### Stored dataset items
════

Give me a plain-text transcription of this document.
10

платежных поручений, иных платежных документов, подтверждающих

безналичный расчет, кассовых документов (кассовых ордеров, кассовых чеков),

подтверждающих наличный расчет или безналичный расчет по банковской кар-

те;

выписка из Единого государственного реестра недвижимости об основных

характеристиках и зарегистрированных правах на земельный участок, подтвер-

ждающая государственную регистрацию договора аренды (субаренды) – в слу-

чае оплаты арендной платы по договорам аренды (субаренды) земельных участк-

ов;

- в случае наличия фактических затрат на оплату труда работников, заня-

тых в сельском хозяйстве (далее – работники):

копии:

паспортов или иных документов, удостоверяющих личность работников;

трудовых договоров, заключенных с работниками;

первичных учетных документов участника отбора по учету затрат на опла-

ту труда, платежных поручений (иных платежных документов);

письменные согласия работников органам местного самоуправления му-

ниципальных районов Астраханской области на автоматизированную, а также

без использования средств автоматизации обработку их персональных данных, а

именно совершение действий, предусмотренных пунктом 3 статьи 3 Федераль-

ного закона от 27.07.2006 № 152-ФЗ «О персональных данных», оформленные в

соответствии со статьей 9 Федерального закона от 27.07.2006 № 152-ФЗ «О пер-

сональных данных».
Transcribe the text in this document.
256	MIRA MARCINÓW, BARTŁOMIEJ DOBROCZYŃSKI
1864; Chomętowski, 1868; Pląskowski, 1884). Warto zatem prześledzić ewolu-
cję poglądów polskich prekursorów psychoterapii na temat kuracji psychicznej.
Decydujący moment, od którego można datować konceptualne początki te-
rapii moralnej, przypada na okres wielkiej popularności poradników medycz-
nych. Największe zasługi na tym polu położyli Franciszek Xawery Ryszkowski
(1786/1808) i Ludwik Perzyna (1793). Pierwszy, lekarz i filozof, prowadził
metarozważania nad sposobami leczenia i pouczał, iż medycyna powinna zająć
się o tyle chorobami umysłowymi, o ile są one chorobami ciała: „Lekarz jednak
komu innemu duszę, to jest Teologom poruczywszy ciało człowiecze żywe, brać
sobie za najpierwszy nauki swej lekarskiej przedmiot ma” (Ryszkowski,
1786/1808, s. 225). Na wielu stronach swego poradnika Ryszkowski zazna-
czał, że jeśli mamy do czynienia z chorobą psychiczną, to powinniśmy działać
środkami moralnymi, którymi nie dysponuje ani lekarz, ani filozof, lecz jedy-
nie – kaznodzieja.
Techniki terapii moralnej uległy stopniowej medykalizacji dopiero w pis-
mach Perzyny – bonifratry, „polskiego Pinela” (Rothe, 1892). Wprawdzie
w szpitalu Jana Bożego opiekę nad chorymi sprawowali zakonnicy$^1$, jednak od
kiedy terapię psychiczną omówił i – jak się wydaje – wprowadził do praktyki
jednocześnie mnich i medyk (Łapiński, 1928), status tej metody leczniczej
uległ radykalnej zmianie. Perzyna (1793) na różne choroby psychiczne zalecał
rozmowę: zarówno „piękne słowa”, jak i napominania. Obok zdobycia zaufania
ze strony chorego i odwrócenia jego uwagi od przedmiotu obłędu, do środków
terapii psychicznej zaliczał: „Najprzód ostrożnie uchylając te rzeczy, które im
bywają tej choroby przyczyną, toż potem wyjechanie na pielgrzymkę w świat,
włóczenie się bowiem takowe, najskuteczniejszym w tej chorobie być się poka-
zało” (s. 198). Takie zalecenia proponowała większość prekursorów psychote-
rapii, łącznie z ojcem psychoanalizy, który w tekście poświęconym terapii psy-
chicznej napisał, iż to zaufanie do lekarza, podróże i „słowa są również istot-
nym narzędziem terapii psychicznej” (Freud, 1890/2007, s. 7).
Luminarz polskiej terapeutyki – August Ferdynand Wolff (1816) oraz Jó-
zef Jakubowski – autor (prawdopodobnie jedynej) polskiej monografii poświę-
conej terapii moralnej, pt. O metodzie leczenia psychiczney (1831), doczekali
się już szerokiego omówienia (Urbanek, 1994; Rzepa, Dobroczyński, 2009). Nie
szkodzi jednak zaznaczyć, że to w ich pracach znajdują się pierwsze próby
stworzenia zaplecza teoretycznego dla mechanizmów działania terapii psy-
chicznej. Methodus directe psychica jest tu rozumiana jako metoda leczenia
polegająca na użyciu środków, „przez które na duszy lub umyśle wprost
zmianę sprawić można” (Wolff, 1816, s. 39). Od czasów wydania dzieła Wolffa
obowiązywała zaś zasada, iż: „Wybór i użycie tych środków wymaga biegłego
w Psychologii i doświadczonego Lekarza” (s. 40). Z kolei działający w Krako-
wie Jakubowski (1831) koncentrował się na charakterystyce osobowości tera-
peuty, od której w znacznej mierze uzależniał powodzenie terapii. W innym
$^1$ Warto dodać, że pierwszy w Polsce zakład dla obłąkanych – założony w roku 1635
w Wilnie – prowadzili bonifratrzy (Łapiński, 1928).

════

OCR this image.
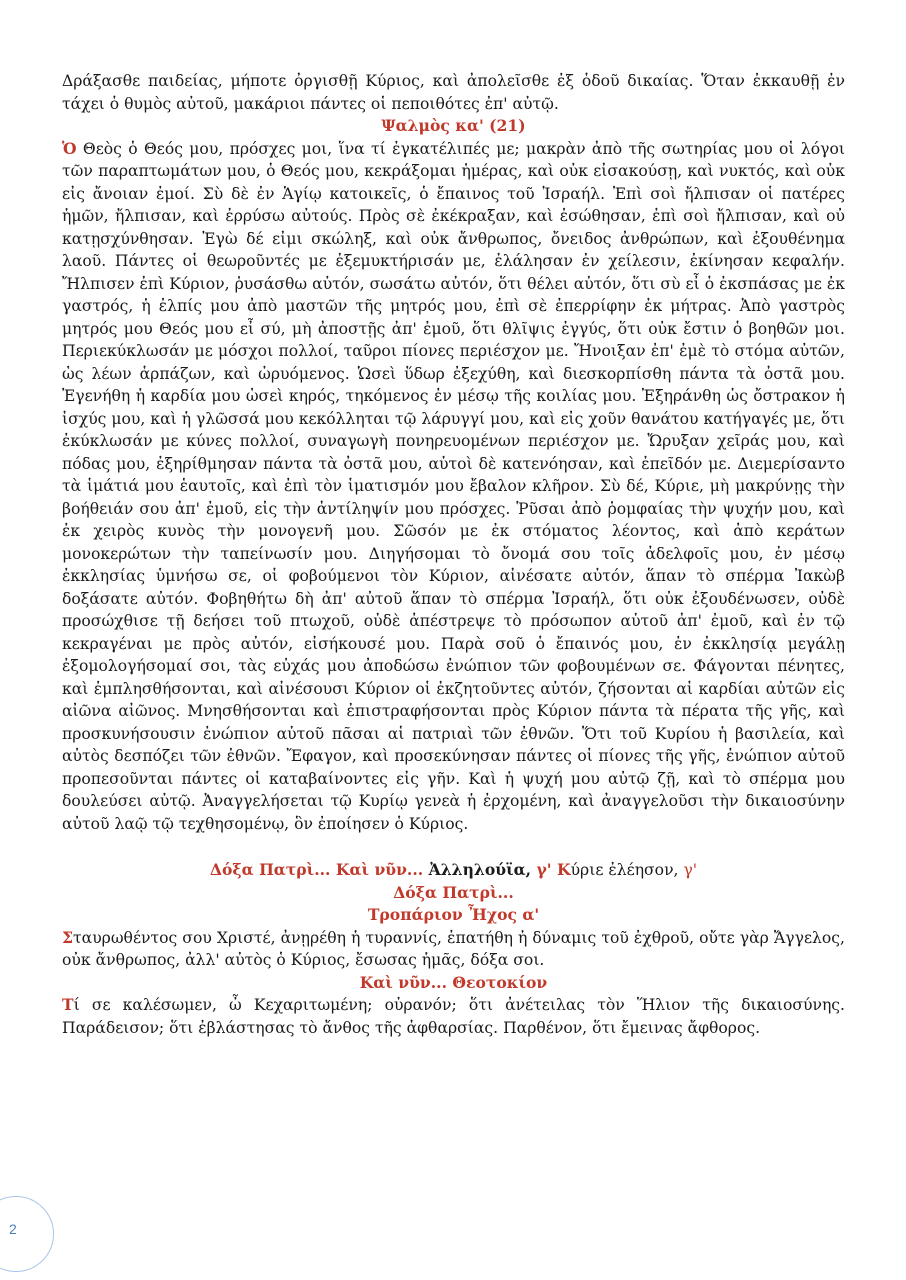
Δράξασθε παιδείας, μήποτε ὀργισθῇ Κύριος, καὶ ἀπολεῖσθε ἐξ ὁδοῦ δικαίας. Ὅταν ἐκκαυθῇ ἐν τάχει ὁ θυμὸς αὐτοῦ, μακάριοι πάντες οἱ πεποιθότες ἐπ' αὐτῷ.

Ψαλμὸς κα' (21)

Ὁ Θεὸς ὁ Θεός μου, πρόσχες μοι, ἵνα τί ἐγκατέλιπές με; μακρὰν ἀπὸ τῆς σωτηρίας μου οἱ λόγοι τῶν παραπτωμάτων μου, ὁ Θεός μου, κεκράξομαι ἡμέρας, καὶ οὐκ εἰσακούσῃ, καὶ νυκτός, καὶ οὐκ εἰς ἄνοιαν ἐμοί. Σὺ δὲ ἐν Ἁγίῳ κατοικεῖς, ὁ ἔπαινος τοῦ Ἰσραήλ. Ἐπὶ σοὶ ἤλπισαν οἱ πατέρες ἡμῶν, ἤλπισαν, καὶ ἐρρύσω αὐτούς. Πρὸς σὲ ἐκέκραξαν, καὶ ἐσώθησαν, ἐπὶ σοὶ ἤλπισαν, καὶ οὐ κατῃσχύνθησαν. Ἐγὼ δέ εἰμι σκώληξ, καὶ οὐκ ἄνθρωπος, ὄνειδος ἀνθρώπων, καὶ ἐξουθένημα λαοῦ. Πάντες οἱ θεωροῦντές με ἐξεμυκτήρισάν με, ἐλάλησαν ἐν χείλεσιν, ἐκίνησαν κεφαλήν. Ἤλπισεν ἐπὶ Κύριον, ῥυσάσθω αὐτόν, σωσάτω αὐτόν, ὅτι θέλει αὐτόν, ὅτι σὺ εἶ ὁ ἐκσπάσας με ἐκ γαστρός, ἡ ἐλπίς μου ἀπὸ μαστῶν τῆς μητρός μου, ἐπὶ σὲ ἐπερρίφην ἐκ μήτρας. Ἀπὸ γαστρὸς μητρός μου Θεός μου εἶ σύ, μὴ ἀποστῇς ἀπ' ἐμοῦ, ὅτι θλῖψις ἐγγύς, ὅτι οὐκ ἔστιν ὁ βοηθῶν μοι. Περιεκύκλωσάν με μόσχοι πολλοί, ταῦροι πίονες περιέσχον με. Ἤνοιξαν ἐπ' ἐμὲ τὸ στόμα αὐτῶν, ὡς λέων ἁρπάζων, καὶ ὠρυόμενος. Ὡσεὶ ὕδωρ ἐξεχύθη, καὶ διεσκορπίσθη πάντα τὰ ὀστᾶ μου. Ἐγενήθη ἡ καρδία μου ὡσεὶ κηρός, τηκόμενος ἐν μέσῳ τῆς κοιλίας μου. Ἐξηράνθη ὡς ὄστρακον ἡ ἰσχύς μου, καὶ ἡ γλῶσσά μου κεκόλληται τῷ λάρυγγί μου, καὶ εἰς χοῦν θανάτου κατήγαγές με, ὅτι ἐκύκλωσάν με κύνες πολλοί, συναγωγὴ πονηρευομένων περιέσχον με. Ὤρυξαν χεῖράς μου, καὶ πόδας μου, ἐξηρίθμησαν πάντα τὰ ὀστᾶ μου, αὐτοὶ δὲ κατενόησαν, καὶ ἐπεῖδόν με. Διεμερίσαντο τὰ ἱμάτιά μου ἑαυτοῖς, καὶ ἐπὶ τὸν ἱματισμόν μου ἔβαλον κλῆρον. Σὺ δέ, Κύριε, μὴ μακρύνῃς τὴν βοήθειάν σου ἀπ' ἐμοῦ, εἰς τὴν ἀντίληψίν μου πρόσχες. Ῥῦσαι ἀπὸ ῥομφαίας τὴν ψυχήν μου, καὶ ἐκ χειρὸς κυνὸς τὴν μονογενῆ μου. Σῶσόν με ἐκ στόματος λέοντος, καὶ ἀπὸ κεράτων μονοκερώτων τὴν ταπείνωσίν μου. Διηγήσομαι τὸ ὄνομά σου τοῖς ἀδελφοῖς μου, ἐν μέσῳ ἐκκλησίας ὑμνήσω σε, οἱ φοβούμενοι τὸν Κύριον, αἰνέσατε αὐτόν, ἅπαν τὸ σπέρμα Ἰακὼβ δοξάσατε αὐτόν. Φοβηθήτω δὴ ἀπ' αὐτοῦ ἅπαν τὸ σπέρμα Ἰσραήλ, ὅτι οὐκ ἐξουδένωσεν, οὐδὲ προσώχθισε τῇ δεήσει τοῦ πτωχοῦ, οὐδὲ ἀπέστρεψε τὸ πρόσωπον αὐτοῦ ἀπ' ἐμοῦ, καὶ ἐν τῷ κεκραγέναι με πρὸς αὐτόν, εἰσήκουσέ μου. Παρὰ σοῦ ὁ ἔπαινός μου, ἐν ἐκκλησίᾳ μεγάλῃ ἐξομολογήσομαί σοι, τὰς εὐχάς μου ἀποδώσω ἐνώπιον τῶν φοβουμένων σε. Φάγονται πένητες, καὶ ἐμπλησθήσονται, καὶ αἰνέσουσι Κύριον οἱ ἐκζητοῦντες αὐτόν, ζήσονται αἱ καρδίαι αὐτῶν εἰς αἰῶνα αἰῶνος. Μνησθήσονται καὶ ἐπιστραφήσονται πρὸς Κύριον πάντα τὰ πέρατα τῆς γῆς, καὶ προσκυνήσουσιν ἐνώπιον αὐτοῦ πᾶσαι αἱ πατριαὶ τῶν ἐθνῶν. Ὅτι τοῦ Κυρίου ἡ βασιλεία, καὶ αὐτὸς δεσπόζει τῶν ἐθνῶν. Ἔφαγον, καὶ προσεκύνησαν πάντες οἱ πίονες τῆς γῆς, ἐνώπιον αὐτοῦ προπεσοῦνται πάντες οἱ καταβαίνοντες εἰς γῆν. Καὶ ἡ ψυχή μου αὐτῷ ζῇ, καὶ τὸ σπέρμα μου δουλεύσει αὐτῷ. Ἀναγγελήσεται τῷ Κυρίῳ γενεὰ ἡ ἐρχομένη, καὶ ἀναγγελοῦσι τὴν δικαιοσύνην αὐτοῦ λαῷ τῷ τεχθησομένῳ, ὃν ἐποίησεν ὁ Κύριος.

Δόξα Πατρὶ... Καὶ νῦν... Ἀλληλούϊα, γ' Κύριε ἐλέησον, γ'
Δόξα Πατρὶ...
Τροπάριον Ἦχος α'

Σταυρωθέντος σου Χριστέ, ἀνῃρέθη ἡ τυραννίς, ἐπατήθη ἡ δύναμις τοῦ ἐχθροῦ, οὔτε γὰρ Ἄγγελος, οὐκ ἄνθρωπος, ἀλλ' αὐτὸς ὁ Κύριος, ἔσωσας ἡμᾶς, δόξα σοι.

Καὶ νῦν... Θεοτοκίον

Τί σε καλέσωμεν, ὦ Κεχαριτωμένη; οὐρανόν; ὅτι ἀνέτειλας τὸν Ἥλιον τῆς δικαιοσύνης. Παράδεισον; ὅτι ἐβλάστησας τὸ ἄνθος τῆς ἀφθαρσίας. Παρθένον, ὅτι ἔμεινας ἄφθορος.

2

════

### WRITTEN TASK
List every line above that holds the word "słowa".

### EXERCISE RESULT
rozmowę: zarówno „piękne słowa”, jak i napominania. Obok zdobycia zaufania
chicznej napisał, iż to zaufanie do lekarza, podróże i „słowa są również istot-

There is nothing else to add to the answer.